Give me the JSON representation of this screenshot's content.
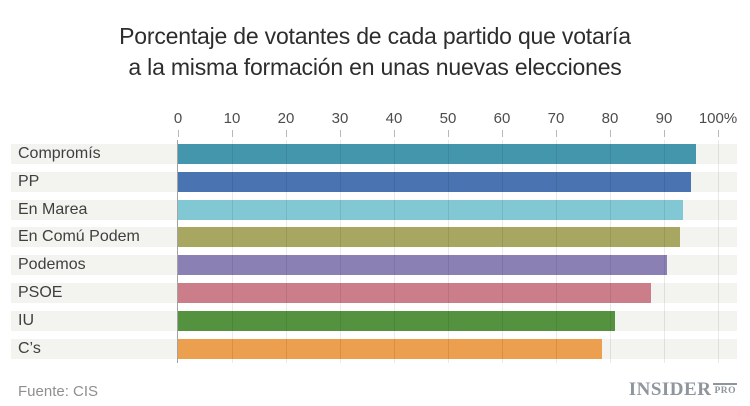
{
  "title": {
    "line1": "Porcentaje de votantes de cada partido que votaría",
    "line2": "a la misma formación en unas nuevas elecciones"
  },
  "chart_data": {
    "type": "bar",
    "orientation": "horizontal",
    "title": "Porcentaje de votantes de cada partido que votaría a la misma formación en unas nuevas elecciones",
    "categories": [
      "Compromís",
      "PP",
      "En Marea",
      "En Comú Podem",
      "Podemos",
      "PSOE",
      "IU",
      "C’s"
    ],
    "values": [
      96,
      95,
      93.5,
      93,
      90.5,
      87.5,
      81,
      78.5
    ],
    "colors": [
      "#4496ad",
      "#4a73b2",
      "#82c7d4",
      "#a7a761",
      "#8b80b4",
      "#cb7e89",
      "#55923f",
      "#ec9f4e"
    ],
    "xlim": [
      0,
      100
    ],
    "x_tick_labels": [
      "0",
      "10",
      "20",
      "30",
      "40",
      "50",
      "60",
      "70",
      "80",
      "90",
      "100%"
    ],
    "grid": "vertical",
    "legend": "none"
  },
  "footer": {
    "source": "Fuente: CIS",
    "logo_main": "INSIDER",
    "logo_sub": "PRO"
  },
  "colors": {
    "row_band": "#f3f3f0",
    "axis_text": "#4d4d4d",
    "title_text": "#2d2d2d",
    "source_text": "#8f8f8f",
    "logo": "#8e959c"
  }
}
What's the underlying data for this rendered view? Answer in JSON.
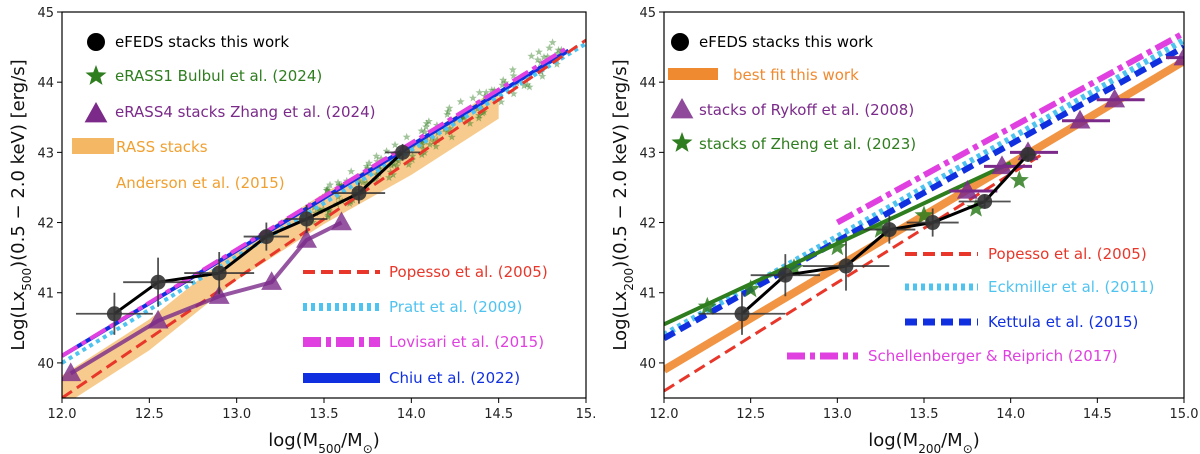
{
  "chart_data": [
    {
      "type": "scatter",
      "panel": "left",
      "xlabel": "log(M500/M☉)",
      "ylabel": "Log(Lx500)(0.5 − 2.0 keV) [erg/s]",
      "xlim": [
        12.0,
        15.0
      ],
      "ylim": [
        39.5,
        45.0
      ],
      "xticks": [
        "12.0",
        "12.5",
        "13.0",
        "13.5",
        "14.0",
        "14.5",
        "15."
      ],
      "yticks": [
        "40",
        "41",
        "42",
        "43",
        "44",
        "45"
      ],
      "eFEDS": {
        "name": "eFEDS stacks this work",
        "color": "#000000",
        "x": [
          12.3,
          12.55,
          12.9,
          13.17,
          13.4,
          13.7,
          13.95
        ],
        "y": [
          40.7,
          41.15,
          41.28,
          41.8,
          42.05,
          42.42,
          43.0
        ],
        "xerr": [
          0.22,
          0.2,
          0.2,
          0.13,
          0.12,
          0.15,
          0.1
        ],
        "yerr": [
          0.3,
          0.35,
          0.3,
          0.2,
          0.2,
          0.15,
          0.12
        ]
      },
      "eRASS4": {
        "name": "eRASS4 stacks Zhang et al. (2024)",
        "color": "#7b2a8a",
        "x": [
          12.05,
          12.55,
          12.9,
          13.2,
          13.4,
          13.6
        ],
        "y": [
          39.85,
          40.6,
          40.95,
          41.15,
          41.75,
          42.0
        ]
      },
      "eRASS1": {
        "name": "eRASS1 Bulbul et al. (2024)",
        "color": "#2e7d1e",
        "x_range": [
          13.4,
          14.9
        ],
        "line": [
          [
            13.4,
            42.1
          ],
          [
            14.9,
            44.5
          ]
        ]
      },
      "RASS": {
        "name": "RASS stacks",
        "name2": "Anderson et al. (2015)",
        "color": "#f0a030",
        "centre": [
          [
            12.0,
            39.6
          ],
          [
            12.5,
            40.4
          ],
          [
            13.0,
            41.4
          ],
          [
            13.5,
            42.2
          ],
          [
            14.0,
            42.9
          ],
          [
            14.5,
            43.7
          ]
        ]
      },
      "relations": [
        {
          "name": "Popesso et al. (2005)",
          "color": "#e8372a",
          "style": "dashed",
          "line": [
            [
              12.0,
              39.5
            ],
            [
              15.0,
              44.6
            ]
          ]
        },
        {
          "name": "Pratt et al. (2009)",
          "color": "#4fc3f0",
          "style": "dotted",
          "line": [
            [
              12.0,
              40.0
            ],
            [
              15.0,
              44.55
            ]
          ]
        },
        {
          "name": "Lovisari et al. (2015)",
          "color": "#e040e0",
          "style": "dashdot",
          "line": [
            [
              12.0,
              40.1
            ],
            [
              14.9,
              44.5
            ]
          ]
        },
        {
          "name": "Chiu et al. (2022)",
          "color": "#1030e0",
          "style": "solid",
          "line": [
            [
              12.0,
              40.1
            ],
            [
              14.9,
              44.45
            ]
          ]
        }
      ]
    },
    {
      "type": "scatter",
      "panel": "right",
      "xlabel": "log(M200/M☉)",
      "ylabel": "Log(Lx200)(0.5 − 2.0 keV) [erg/s]",
      "xlim": [
        12.0,
        15.0
      ],
      "ylim": [
        39.5,
        45.0
      ],
      "xticks": [
        "12.0",
        "12.5",
        "13.0",
        "13.5",
        "14.0",
        "14.5",
        "15.0"
      ],
      "yticks": [
        "40",
        "41",
        "42",
        "43",
        "44",
        "45"
      ],
      "eFEDS": {
        "name": "eFEDS stacks this work",
        "color": "#000000",
        "x": [
          12.45,
          12.7,
          13.05,
          13.3,
          13.55,
          13.85,
          14.1
        ],
        "y": [
          40.7,
          41.25,
          41.38,
          41.9,
          42.0,
          42.3,
          42.97
        ],
        "xerr": [
          0.25,
          0.2,
          0.25,
          0.15,
          0.15,
          0.15,
          0.05
        ],
        "yerr": [
          0.3,
          0.3,
          0.35,
          0.2,
          0.2,
          0.1,
          0.1
        ]
      },
      "bestfit": {
        "name": "best fit this work",
        "color": "#f08a30",
        "line": [
          [
            12.0,
            39.9
          ],
          [
            15.0,
            44.3
          ]
        ]
      },
      "rykoff": {
        "name": "stacks of Rykoff et al. (2008)",
        "color": "#7b2a8a",
        "x": [
          13.75,
          13.95,
          14.1,
          14.4,
          14.6,
          15.0
        ],
        "y": [
          42.45,
          42.8,
          43.0,
          43.45,
          43.75,
          44.35
        ]
      },
      "zheng": {
        "name": "stacks of Zheng et al. (2023)",
        "color": "#2e7d1e",
        "x": [
          12.25,
          12.5,
          12.75,
          13.0,
          13.25,
          13.5,
          13.8,
          14.05
        ],
        "y": [
          40.8,
          41.05,
          41.35,
          41.65,
          41.9,
          42.1,
          42.2,
          42.6
        ]
      },
      "relations": [
        {
          "name": "Popesso et al. (2005)",
          "color": "#e8372a",
          "style": "dashed",
          "line": [
            [
              12.0,
              39.6
            ],
            [
              14.2,
              43.0
            ]
          ]
        },
        {
          "name": "Eckmiller et al. (2011)",
          "color": "#4fc3f0",
          "style": "dotted",
          "line": [
            [
              12.0,
              40.4
            ],
            [
              15.0,
              44.6
            ]
          ]
        },
        {
          "name": "Kettula et al. (2015)",
          "color": "#1030e0",
          "style": "dashed",
          "line": [
            [
              12.0,
              40.35
            ],
            [
              15.0,
              44.5
            ]
          ]
        },
        {
          "name": "Schellenberger & Reiprich (2017)",
          "color": "#e040e0",
          "style": "dashdot",
          "line": [
            [
              13.0,
              42.0
            ],
            [
              15.0,
              44.7
            ]
          ]
        }
      ],
      "zheng_line": {
        "color": "#2e7d1e",
        "line": [
          [
            12.0,
            40.55
          ],
          [
            14.0,
            42.85
          ]
        ]
      }
    }
  ]
}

# # # #

Copy every line of the data that holds the string "partido".

◆ OUTPUT FOR THIS TASK
    "line1": "Porcentaje de votantes de cada partido que votaría",
    "title": "Porcentaje de votantes de cada partido que votaría a la misma formación en unas nuevas elecciones",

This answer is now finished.